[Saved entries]
[start]

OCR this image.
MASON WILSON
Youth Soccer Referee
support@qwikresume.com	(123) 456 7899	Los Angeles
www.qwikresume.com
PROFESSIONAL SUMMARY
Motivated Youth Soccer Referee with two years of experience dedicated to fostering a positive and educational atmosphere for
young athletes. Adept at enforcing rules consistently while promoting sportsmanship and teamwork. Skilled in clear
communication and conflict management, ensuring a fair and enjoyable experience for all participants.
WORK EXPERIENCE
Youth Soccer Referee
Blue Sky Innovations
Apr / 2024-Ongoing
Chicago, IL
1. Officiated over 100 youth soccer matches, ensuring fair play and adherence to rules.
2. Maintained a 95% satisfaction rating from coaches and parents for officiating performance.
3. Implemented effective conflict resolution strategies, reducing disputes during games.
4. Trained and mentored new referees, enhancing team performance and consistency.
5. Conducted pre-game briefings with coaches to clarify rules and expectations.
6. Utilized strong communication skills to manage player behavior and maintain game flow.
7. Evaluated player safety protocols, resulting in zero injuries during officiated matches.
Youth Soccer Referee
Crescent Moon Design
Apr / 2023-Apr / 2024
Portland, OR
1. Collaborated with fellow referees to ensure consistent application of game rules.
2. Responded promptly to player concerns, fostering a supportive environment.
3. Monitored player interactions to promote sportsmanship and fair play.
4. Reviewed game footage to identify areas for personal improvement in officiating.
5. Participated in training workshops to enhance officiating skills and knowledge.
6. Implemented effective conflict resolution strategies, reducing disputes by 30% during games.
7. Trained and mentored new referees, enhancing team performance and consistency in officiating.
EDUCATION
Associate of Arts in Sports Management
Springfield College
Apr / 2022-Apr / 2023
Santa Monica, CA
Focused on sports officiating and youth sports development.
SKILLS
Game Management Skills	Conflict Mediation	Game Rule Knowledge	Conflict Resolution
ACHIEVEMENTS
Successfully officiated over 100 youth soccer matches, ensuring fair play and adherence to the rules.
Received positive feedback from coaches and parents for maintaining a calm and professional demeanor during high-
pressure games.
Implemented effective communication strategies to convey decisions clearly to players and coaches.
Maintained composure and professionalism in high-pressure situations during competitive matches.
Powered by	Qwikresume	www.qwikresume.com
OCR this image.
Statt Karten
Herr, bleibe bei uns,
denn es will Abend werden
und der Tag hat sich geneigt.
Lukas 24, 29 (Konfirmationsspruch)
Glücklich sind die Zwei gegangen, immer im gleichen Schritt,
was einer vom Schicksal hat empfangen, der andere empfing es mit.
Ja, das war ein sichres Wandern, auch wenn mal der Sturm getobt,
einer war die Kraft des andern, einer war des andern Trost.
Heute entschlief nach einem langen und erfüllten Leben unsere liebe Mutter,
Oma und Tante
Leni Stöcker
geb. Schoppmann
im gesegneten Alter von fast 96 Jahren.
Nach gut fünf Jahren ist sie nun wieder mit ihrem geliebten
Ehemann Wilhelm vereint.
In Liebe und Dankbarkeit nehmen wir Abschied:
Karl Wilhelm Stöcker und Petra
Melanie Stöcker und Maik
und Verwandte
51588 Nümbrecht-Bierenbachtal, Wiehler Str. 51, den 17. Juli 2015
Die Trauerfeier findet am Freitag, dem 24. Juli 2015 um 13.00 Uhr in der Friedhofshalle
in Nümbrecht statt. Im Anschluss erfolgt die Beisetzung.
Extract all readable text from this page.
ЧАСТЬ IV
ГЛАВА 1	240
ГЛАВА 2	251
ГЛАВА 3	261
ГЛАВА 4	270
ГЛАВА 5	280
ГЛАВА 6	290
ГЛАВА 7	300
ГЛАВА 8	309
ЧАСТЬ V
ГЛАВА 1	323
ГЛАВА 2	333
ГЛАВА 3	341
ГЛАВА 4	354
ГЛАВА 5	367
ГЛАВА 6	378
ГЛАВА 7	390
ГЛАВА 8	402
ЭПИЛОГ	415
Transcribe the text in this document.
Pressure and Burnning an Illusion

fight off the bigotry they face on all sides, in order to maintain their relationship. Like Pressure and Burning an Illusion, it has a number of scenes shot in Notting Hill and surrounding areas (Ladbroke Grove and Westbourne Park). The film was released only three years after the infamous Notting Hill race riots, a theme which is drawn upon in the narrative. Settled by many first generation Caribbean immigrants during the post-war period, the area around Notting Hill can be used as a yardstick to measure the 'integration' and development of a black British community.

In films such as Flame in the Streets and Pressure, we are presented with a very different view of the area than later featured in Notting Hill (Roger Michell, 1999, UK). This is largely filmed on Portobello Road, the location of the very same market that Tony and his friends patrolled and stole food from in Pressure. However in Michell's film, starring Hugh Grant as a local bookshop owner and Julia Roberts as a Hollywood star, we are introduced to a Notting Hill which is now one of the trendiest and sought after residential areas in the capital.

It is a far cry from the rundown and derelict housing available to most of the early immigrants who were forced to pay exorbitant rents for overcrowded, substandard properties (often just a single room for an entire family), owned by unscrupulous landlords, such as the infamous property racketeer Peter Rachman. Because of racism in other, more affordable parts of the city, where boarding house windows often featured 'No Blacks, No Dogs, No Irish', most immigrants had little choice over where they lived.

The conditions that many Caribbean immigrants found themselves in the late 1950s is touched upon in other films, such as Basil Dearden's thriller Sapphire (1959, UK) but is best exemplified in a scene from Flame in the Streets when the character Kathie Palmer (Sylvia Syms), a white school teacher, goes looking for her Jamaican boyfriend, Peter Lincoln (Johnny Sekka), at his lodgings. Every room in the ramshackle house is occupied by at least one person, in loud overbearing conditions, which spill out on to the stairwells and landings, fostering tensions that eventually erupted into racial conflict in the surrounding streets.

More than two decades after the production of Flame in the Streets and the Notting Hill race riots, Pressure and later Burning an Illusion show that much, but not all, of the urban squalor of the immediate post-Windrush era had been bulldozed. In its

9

[end]

* _Requirement_
Above are some records; extract every one of them exactly.

* _Task result_
OCR this image.
MASON WILSON
Youth Soccer Referee
support@qwikresume.com	(123) 456 7899	Los Angeles
www.qwikresume.com
PROFESSIONAL SUMMARY
Motivated Youth Soccer Referee with two years of experience dedicated to fostering a positive and educational atmosphere for
young athletes. Adept at enforcing rules consistently while promoting sportsmanship and teamwork. Skilled in clear
communication and conflict management, ensuring a fair and enjoyable experience for all participants.
WORK EXPERIENCE
Youth Soccer Referee
Blue Sky Innovations
Apr / 2024-Ongoing
Chicago, IL
1. Officiated over 100 youth soccer matches, ensuring fair play and adherence to rules.
2. Maintained a 95% satisfaction rating from coaches and parents for officiating performance.
3. Implemented effective conflict resolution strategies, reducing disputes during games.
4. Trained and mentored new referees, enhancing team performance and consistency.
5. Conducted pre-game briefings with coaches to clarify rules and expectations.
6. Utilized strong communication skills to manage player behavior and maintain game flow.
7. Evaluated player safety protocols, resulting in zero injuries during officiated matches.
Youth Soccer Referee
Crescent Moon Design
Apr / 2023-Apr / 2024
Portland, OR
1. Collaborated with fellow referees to ensure consistent application of game rules.
2. Responded promptly to player concerns, fostering a supportive environment.
3. Monitored player interactions to promote sportsmanship and fair play.
4. Reviewed game footage to identify areas for personal improvement in officiating.
5. Participated in training workshops to enhance officiating skills and knowledge.
6. Implemented effective conflict resolution strategies, reducing disputes by 30% during games.
7. Trained and mentored new referees, enhancing team performance and consistency in officiating.
EDUCATION
Associate of Arts in Sports Management
Springfield College
Apr / 2022-Apr / 2023
Santa Monica, CA
Focused on sports officiating and youth sports development.
SKILLS
Game Management Skills	Conflict Mediation	Game Rule Knowledge	Conflict Resolution
ACHIEVEMENTS
Successfully officiated over 100 youth soccer matches, ensuring fair play and adherence to the rules.
Received positive feedback from coaches and parents for maintaining a calm and professional demeanor during high-
pressure games.
Implemented effective communication strategies to convey decisions clearly to players and coaches.
Maintained composure and professionalism in high-pressure situations during competitive matches.
Powered by	Qwikresume	www.qwikresume.com
OCR this image.
Statt Karten
Herr, bleibe bei uns,
denn es will Abend werden
und der Tag hat sich geneigt.
Lukas 24, 29 (Konfirmationsspruch)
Glücklich sind die Zwei gegangen, immer im gleichen Schritt,
was einer vom Schicksal hat empfangen, der andere empfing es mit.
Ja, das war ein sichres Wandern, auch wenn mal der Sturm getobt,
einer war die Kraft des andern, einer war des andern Trost.
Heute entschlief nach einem langen und erfüllten Leben unsere liebe Mutter,
Oma und Tante
Leni Stöcker
geb. Schoppmann
im gesegneten Alter von fast 96 Jahren.
Nach gut fünf Jahren ist sie nun wieder mit ihrem geliebten
Ehemann Wilhelm vereint.
In Liebe und Dankbarkeit nehmen wir Abschied:
Karl Wilhelm Stöcker und Petra
Melanie Stöcker und Maik
und Verwandte
51588 Nümbrecht-Bierenbachtal, Wiehler Str. 51, den 17. Juli 2015
Die Trauerfeier findet am Freitag, dem 24. Juli 2015 um 13.00 Uhr in der Friedhofshalle
in Nümbrecht statt. Im Anschluss erfolgt die Beisetzung.
Extract all readable text from this page.
ЧАСТЬ IV
ГЛАВА 1	240
ГЛАВА 2	251
ГЛАВА 3	261
ГЛАВА 4	270
ГЛАВА 5	280
ГЛАВА 6	290
ГЛАВА 7	300
ГЛАВА 8	309
ЧАСТЬ V
ГЛАВА 1	323
ГЛАВА 2	333
ГЛАВА 3	341
ГЛАВА 4	354
ГЛАВА 5	367
ГЛАВА 6	378
ГЛАВА 7	390
ГЛАВА 8	402
ЭПИЛОГ	415
Transcribe the text in this document.
Pressure and Burnning an Illusion

fight off the bigotry they face on all sides, in order to maintain their relationship. Like Pressure and Burning an Illusion, it has a number of scenes shot in Notting Hill and surrounding areas (Ladbroke Grove and Westbourne Park). The film was released only three years after the infamous Notting Hill race riots, a theme which is drawn upon in the narrative. Settled by many first generation Caribbean immigrants during the post-war period, the area around Notting Hill can be used as a yardstick to measure the 'integration' and development of a black British community.

In films such as Flame in the Streets and Pressure, we are presented with a very different view of the area than later featured in Notting Hill (Roger Michell, 1999, UK). This is largely filmed on Portobello Road, the location of the very same market that Tony and his friends patrolled and stole food from in Pressure. However in Michell's film, starring Hugh Grant as a local bookshop owner and Julia Roberts as a Hollywood star, we are introduced to a Notting Hill which is now one of the trendiest and sought after residential areas in the capital.

It is a far cry from the rundown and derelict housing available to most of the early immigrants who were forced to pay exorbitant rents for overcrowded, substandard properties (often just a single room for an entire family), owned by unscrupulous landlords, such as the infamous property racketeer Peter Rachman. Because of racism in other, more affordable parts of the city, where boarding house windows often featured 'No Blacks, No Dogs, No Irish', most immigrants had little choice over where they lived.

The conditions that many Caribbean immigrants found themselves in the late 1950s is touched upon in other films, such as Basil Dearden's thriller Sapphire (1959, UK) but is best exemplified in a scene from Flame in the Streets when the character Kathie Palmer (Sylvia Syms), a white school teacher, goes looking for her Jamaican boyfriend, Peter Lincoln (Johnny Sekka), at his lodgings. Every room in the ramshackle house is occupied by at least one person, in loud overbearing conditions, which spill out on to the stairwells and landings, fostering tensions that eventually erupted into racial conflict in the surrounding streets.

More than two decades after the production of Flame in the Streets and the Notting Hill race riots, Pressure and later Burning an Illusion show that much, but not all, of the urban squalor of the immediate post-Windrush era had been bulldozed. In its

9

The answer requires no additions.